* INSTRUCTIONS FOR THE TASK
Go through the entries below and retype them exactly, omitting each picture.

====== DATASET ROWS ======

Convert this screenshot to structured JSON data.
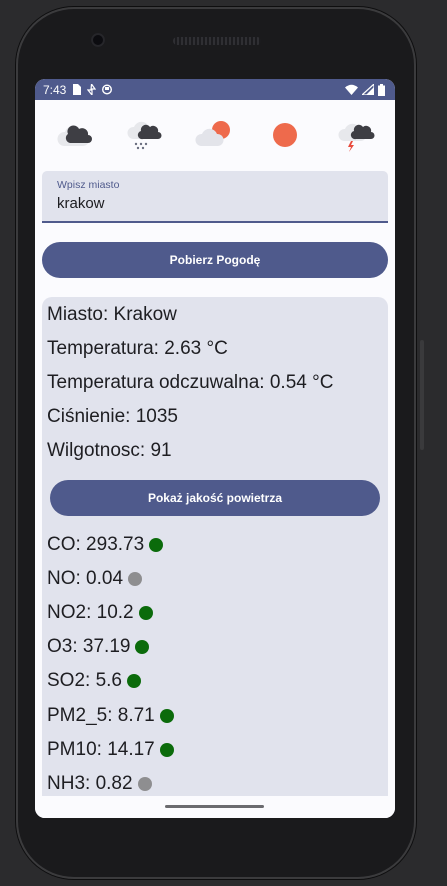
{
  "status": {
    "time": "7:43",
    "left_icons": [
      "sim-card-icon",
      "data-saver-icon",
      "shield-icon"
    ],
    "right_icons": [
      "wifi-icon",
      "signal-icon",
      "battery-icon"
    ]
  },
  "weather_icons": [
    "cloud-rain-icon",
    "cloud-snow-icon",
    "cloud-sun-icon",
    "sun-icon",
    "thunderstorm-icon"
  ],
  "city_input": {
    "label": "Wpisz miasto",
    "value": "krakow"
  },
  "fetch_button": {
    "label": "Pobierz Pogodę"
  },
  "weather": {
    "city": "Miasto: Krakow",
    "temperature": "Temperatura: 2.63 °C",
    "feels_like": "Temperatura odczuwalna: 0.54 °C",
    "pressure": "Ciśnienie: 1035",
    "humidity": "Wilgotnosc: 91"
  },
  "air_button": {
    "label": "Pokaż jakość powietrza"
  },
  "air_quality": [
    {
      "text": "CO: 293.73",
      "status_color": "#0b6b0b"
    },
    {
      "text": "NO: 0.04",
      "status_color": "#8e8e90"
    },
    {
      "text": "NO2: 10.2",
      "status_color": "#0b6b0b"
    },
    {
      "text": "O3: 37.19",
      "status_color": "#0b6b0b"
    },
    {
      "text": "SO2: 5.6",
      "status_color": "#0b6b0b"
    },
    {
      "text": "PM2_5: 8.71",
      "status_color": "#0b6b0b"
    },
    {
      "text": "PM10: 14.17",
      "status_color": "#0b6b0b"
    },
    {
      "text": "NH3: 0.82",
      "status_color": "#8e8e90"
    }
  ],
  "colors": {
    "primary": "#4f5a8c",
    "surface": "#e1e3ed",
    "sun": "#ee6a4c"
  }
}
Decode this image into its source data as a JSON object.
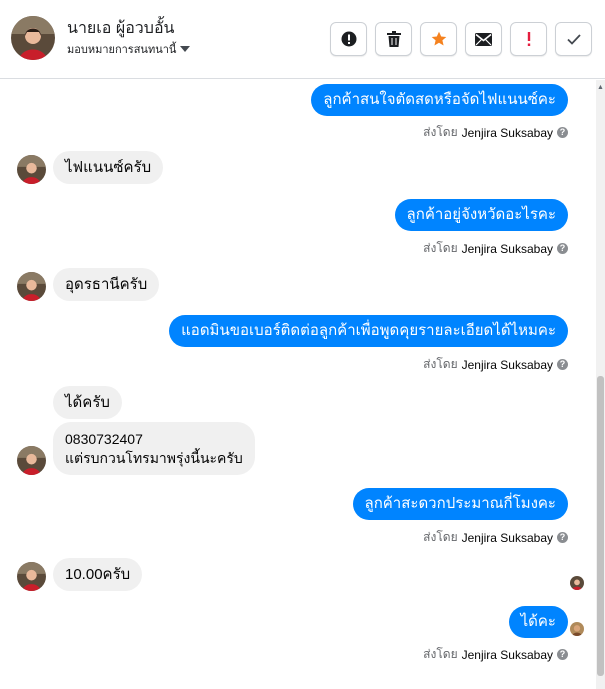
{
  "header": {
    "name": "นายเอ ผู้อวบอั้น",
    "assign_label": "มอบหมายการสนทนานี้",
    "toolbar": [
      "info",
      "trash",
      "star",
      "mail",
      "alert",
      "check"
    ]
  },
  "messages": [
    {
      "type": "out",
      "text": "ลูกค้าสนใจตัดสดหรือจัดไฟแนนซ์คะ",
      "sent_by": "ส่งโดย",
      "agent": "Jenjira Suksabay"
    },
    {
      "type": "in",
      "text": "ไฟแนนซ์ครับ"
    },
    {
      "type": "out",
      "text": "ลูกค้าอยู่จังหวัดอะไรคะ",
      "sent_by": "ส่งโดย",
      "agent": "Jenjira Suksabay"
    },
    {
      "type": "in",
      "text": "อุดรธานีครับ"
    },
    {
      "type": "out",
      "text": "แอดมินขอเบอร์ติดต่อลูกค้าเพื่อพูดคุยรายละเอียดได้ไหมคะ",
      "sent_by": "ส่งโดย",
      "agent": "Jenjira Suksabay"
    },
    {
      "type": "in",
      "text": "ได้ครับ"
    },
    {
      "type": "in",
      "lines": [
        "0830732407",
        "แต่รบกวนโทรมาพรุ่งนี้นะครับ"
      ]
    },
    {
      "type": "out",
      "text": "ลูกค้าสะดวกประมาณกี่โมงคะ",
      "sent_by": "ส่งโดย",
      "agent": "Jenjira Suksabay"
    },
    {
      "type": "in",
      "text": "10.00ครับ"
    },
    {
      "type": "out",
      "text": "ได้คะ",
      "sent_by": "ส่งโดย",
      "agent": "Jenjira Suksabay"
    }
  ],
  "colors": {
    "accent": "#0084ff",
    "incoming": "#f0f0f0",
    "star": "#f5821f",
    "alert": "#e41e3f"
  }
}
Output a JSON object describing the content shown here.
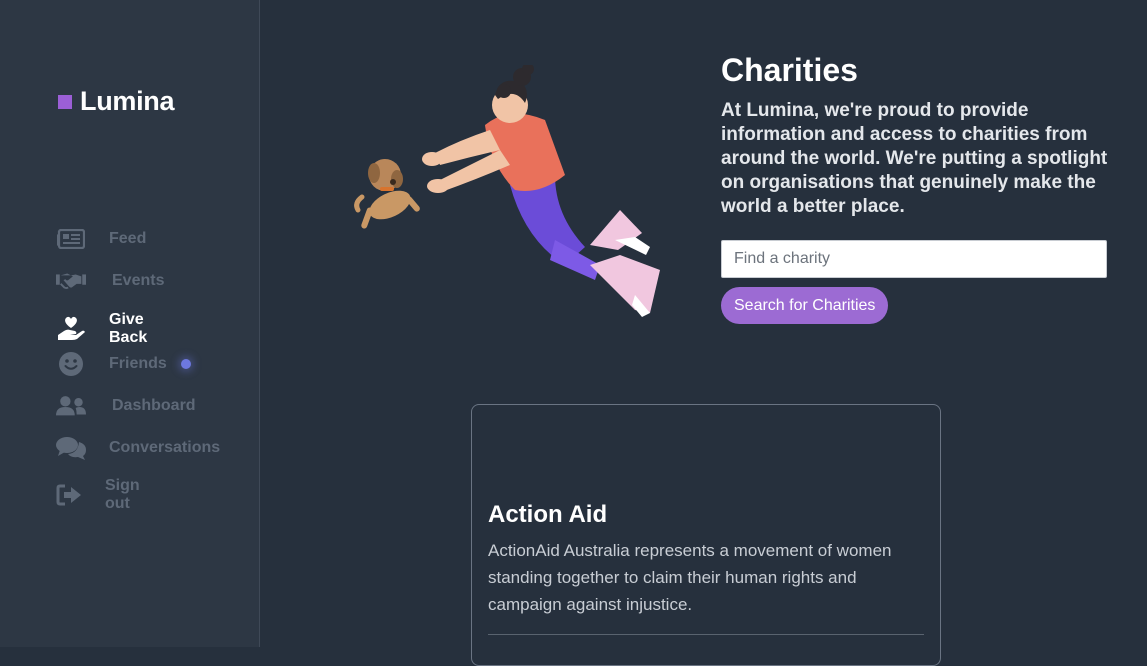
{
  "app": {
    "name": "Lumina",
    "accent": "#9b5fd6"
  },
  "sidebar": {
    "items": [
      {
        "label": "Feed",
        "icon": "newspaper-icon",
        "active": false
      },
      {
        "label": "Events",
        "icon": "handshake-icon",
        "active": false
      },
      {
        "label": "Give Back",
        "icon": "heart-hand-icon",
        "active": true
      },
      {
        "label": "Friends",
        "icon": "smile-icon",
        "active": false,
        "notification": true
      },
      {
        "label": "Dashboard",
        "icon": "users-icon",
        "active": false
      },
      {
        "label": "Conversations",
        "icon": "comments-icon",
        "active": false
      },
      {
        "label": "Sign out",
        "icon": "sign-out-icon",
        "active": false
      }
    ]
  },
  "hero": {
    "title": "Charities",
    "description": "At Lumina, we're proud to provide information and access to charities from around the world. We're putting a spotlight on organisations that genuinely make the world a better place.",
    "search_placeholder": "Find a charity",
    "search_button": "Search for Charities"
  },
  "charities": [
    {
      "name": "Action Aid",
      "description": "ActionAid Australia represents a movement of women standing together to claim their human rights and campaign against injustice."
    }
  ]
}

======

* TASK RESULT
Convert this screenshot to structured JSON data.
{
  "status": {
    "time": "7:43",
    "left_icons": [
      "sim-card-icon",
      "data-saver-icon",
      "shield-icon"
    ],
    "right_icons": [
      "wifi-icon",
      "signal-icon",
      "battery-icon"
    ]
  },
  "weather_icons": [
    "cloud-rain-icon",
    "cloud-snow-icon",
    "cloud-sun-icon",
    "sun-icon",
    "thunderstorm-icon"
  ],
  "city_input": {
    "label": "Wpisz miasto",
    "value": "krakow"
  },
  "fetch_button": {
    "label": "Pobierz Pogodę"
  },
  "weather": {
    "city": "Miasto: Krakow",
    "temperature": "Temperatura: 2.63 °C",
    "feels_like": "Temperatura odczuwalna: 0.54 °C",
    "pressure": "Ciśnienie: 1035",
    "humidity": "Wilgotnosc: 91"
  },
  "air_button": {
    "label": "Pokaż jakość powietrza"
  },
  "air_quality": [
    {
      "text": "CO: 293.73",
      "status_color": "#0b6b0b"
    },
    {
      "text": "NO: 0.04",
      "status_color": "#8e8e90"
    },
    {
      "text": "NO2: 10.2",
      "status_color": "#0b6b0b"
    },
    {
      "text": "O3: 37.19",
      "status_color": "#0b6b0b"
    },
    {
      "text": "SO2: 5.6",
      "status_color": "#0b6b0b"
    },
    {
      "text": "PM2_5: 8.71",
      "status_color": "#0b6b0b"
    },
    {
      "text": "PM10: 14.17",
      "status_color": "#0b6b0b"
    },
    {
      "text": "NH3: 0.82",
      "status_color": "#8e8e90"
    }
  ],
  "colors": {
    "primary": "#4f5a8c",
    "surface": "#e1e3ed",
    "sun": "#ee6a4c"
  }
}
Decode this image into its source data as a JSON object.
{
  "header": {
    "name": "นายเอ ผู้อวบอั้น",
    "assign_label": "มอบหมายการสนทนานี้",
    "toolbar": [
      "info",
      "trash",
      "star",
      "mail",
      "alert",
      "check"
    ]
  },
  "messages": [
    {
      "type": "out",
      "text": "ลูกค้าสนใจตัดสดหรือจัดไฟแนนซ์คะ",
      "sent_by": "ส่งโดย",
      "agent": "Jenjira Suksabay"
    },
    {
      "type": "in",
      "text": "ไฟแนนซ์ครับ"
    },
    {
      "type": "out",
      "text": "ลูกค้าอยู่จังหวัดอะไรคะ",
      "sent_by": "ส่งโดย",
      "agent": "Jenjira Suksabay"
    },
    {
      "type": "in",
      "text": "อุดรธานีครับ"
    },
    {
      "type": "out",
      "text": "แอดมินขอเบอร์ติดต่อลูกค้าเพื่อพูดคุยรายละเอียดได้ไหมคะ",
      "sent_by": "ส่งโดย",
      "agent": "Jenjira Suksabay"
    },
    {
      "type": "in",
      "text": "ได้ครับ"
    },
    {
      "type": "in",
      "lines": [
        "0830732407",
        "แต่รบกวนโทรมาพรุ่งนี้นะครับ"
      ]
    },
    {
      "type": "out",
      "text": "ลูกค้าสะดวกประมาณกี่โมงคะ",
      "sent_by": "ส่งโดย",
      "agent": "Jenjira Suksabay"
    },
    {
      "type": "in",
      "text": "10.00ครับ"
    },
    {
      "type": "out",
      "text": "ได้คะ",
      "sent_by": "ส่งโดย",
      "agent": "Jenjira Suksabay"
    }
  ],
  "colors": {
    "accent": "#0084ff",
    "incoming": "#f0f0f0",
    "star": "#f5821f",
    "alert": "#e41e3f"
  }
}
Output a JSON object describing the content shown here.
{
  "app": {
    "name": "Lumina",
    "accent": "#9b5fd6"
  },
  "sidebar": {
    "items": [
      {
        "label": "Feed",
        "icon": "newspaper-icon",
        "active": false
      },
      {
        "label": "Events",
        "icon": "handshake-icon",
        "active": false
      },
      {
        "label": "Give Back",
        "icon": "heart-hand-icon",
        "active": true
      },
      {
        "label": "Friends",
        "icon": "smile-icon",
        "active": false,
        "notification": true
      },
      {
        "label": "Dashboard",
        "icon": "users-icon",
        "active": false
      },
      {
        "label": "Conversations",
        "icon": "comments-icon",
        "active": false
      },
      {
        "label": "Sign out",
        "icon": "sign-out-icon",
        "active": false
      }
    ]
  },
  "hero": {
    "title": "Charities",
    "description": "At Lumina, we're proud to provide information and access to charities from around the world. We're putting a spotlight on organisations that genuinely make the world a better place.",
    "search_placeholder": "Find a charity",
    "search_button": "Search for Charities"
  },
  "charities": [
    {
      "name": "Action Aid",
      "description": "ActionAid Australia represents a movement of women standing together to claim their human rights and campaign against injustice."
    }
  ]
}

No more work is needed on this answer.